Show each line that has the string "timespan" in it.

#### [Given information]

────

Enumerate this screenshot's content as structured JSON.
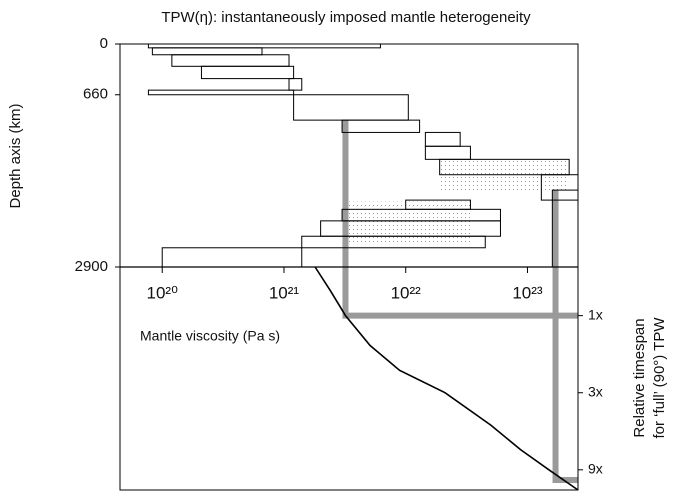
{
  "chart_data": {
    "type": "viscosity-profile",
    "title": "TPW(η): instantaneously imposed mantle heterogeneity",
    "ylabel": "Depth axis (km)",
    "xlabel": "Mantle viscosity (Pa s)",
    "y2label": [
      "Relative timespan",
      "for ‘full’ (90°) TPW"
    ],
    "xscale": "log",
    "y2scale": "log",
    "xlim": [
      4.5e+19,
      2.6e+23
    ],
    "xticks": [
      {
        "value": 1e+20,
        "label": "10²⁰"
      },
      {
        "value": 1e+21,
        "label": "10²¹"
      },
      {
        "value": 1e+22,
        "label": "10²²"
      },
      {
        "value": 1e+23,
        "label": "10²³"
      }
    ],
    "ylim": [
      0,
      2900
    ],
    "yticks": [
      0,
      660,
      2900
    ],
    "y2lim": [
      0.5,
      12
    ],
    "y2ticks": [
      {
        "value": 1,
        "label": "1x"
      },
      {
        "value": 3,
        "label": "3x"
      },
      {
        "value": 9,
        "label": "9x"
      }
    ],
    "layers": [
      {
        "depth_top": 0,
        "depth_bottom": 50,
        "eta_min": 7.7e+19,
        "eta_max": 6.2e+21
      },
      {
        "depth_top": 50,
        "depth_bottom": 140,
        "eta_min": 8.3e+19,
        "eta_max": 6.6e+20
      },
      {
        "depth_top": 140,
        "depth_bottom": 290,
        "eta_min": 1.2e+20,
        "eta_max": 1.1e+21
      },
      {
        "depth_top": 290,
        "depth_bottom": 450,
        "eta_min": 2.1e+20,
        "eta_max": 1.2e+21
      },
      {
        "depth_top": 450,
        "depth_bottom": 600,
        "eta_min": 1.1e+21,
        "eta_max": 1.4e+21
      },
      {
        "depth_top": 600,
        "depth_bottom": 660,
        "eta_min": 7.7e+19,
        "eta_max": 1.2e+21
      },
      {
        "depth_top": 660,
        "depth_bottom": 990,
        "eta_min": 1.2e+21,
        "eta_max": 1.05e+22
      },
      {
        "depth_top": 990,
        "depth_bottom": 1150,
        "eta_min": 3e+21,
        "eta_max": 1.3e+22
      },
      {
        "depth_top": 1150,
        "depth_bottom": 1330,
        "eta_min": 1.45e+22,
        "eta_max": 2.8e+22
      },
      {
        "depth_top": 1330,
        "depth_bottom": 1500,
        "eta_min": 1.45e+22,
        "eta_max": 3.4e+22
      },
      {
        "depth_top": 1500,
        "depth_bottom": 1700,
        "eta_min": 1.9e+22,
        "eta_max": 2.2e+23
      },
      {
        "depth_top": 1700,
        "depth_bottom": 2030,
        "eta_min": 1.3e+23,
        "eta_max": 2.6e+23
      },
      {
        "depth_top": 2030,
        "depth_bottom": 2150,
        "eta_min": 1e+22,
        "eta_max": 3.4e+22
      },
      {
        "depth_top": 2150,
        "depth_bottom": 2300,
        "eta_min": 3e+21,
        "eta_max": 6e+22
      },
      {
        "depth_top": 2300,
        "depth_bottom": 2500,
        "eta_min": 2e+21,
        "eta_max": 6e+22
      },
      {
        "depth_top": 2500,
        "depth_bottom": 2650,
        "eta_min": 1.4e+21,
        "eta_max": 4.5e+22
      },
      {
        "depth_top": 2650,
        "depth_bottom": 2900,
        "eta_min": 1e+20,
        "eta_max": 1.4e+21
      },
      {
        "depth_top": 1900,
        "depth_bottom": 2900,
        "eta_min": 1.6e+23,
        "eta_max": 2.6e+23
      }
    ],
    "shaded": [
      {
        "depth_top": 1500,
        "depth_bottom": 1900,
        "eta_min": 1.9e+22,
        "eta_max": 2.2e+23
      },
      {
        "depth_top": 2050,
        "depth_bottom": 2600,
        "eta_min": 3e+21,
        "eta_max": 3.4e+22
      }
    ],
    "connectors": [
      {
        "eta": 3.2e+21,
        "depth": 990,
        "timespan": 1
      },
      {
        "eta": 1.7e+23,
        "depth": 1900,
        "timespan": 10.4
      }
    ],
    "curve": {
      "eta": [
        1.8e+21,
        2.4e+21,
        3.2e+21,
        5.1e+21,
        8.9e+21,
        2.1e+22,
        5e+22,
        8.8e+22,
        1.5e+23,
        2.6e+23
      ],
      "timespan": [
        0.5,
        0.7,
        1,
        1.53,
        2.18,
        3,
        4.76,
        6.77,
        9,
        12
      ]
    },
    "color": "#000000",
    "shade_color": "#9a9a9a"
  }
}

────

#### [Solution to the problem]
      "Relative timespan",
        "timespan": 1
        "timespan": 10.4
      "timespan": [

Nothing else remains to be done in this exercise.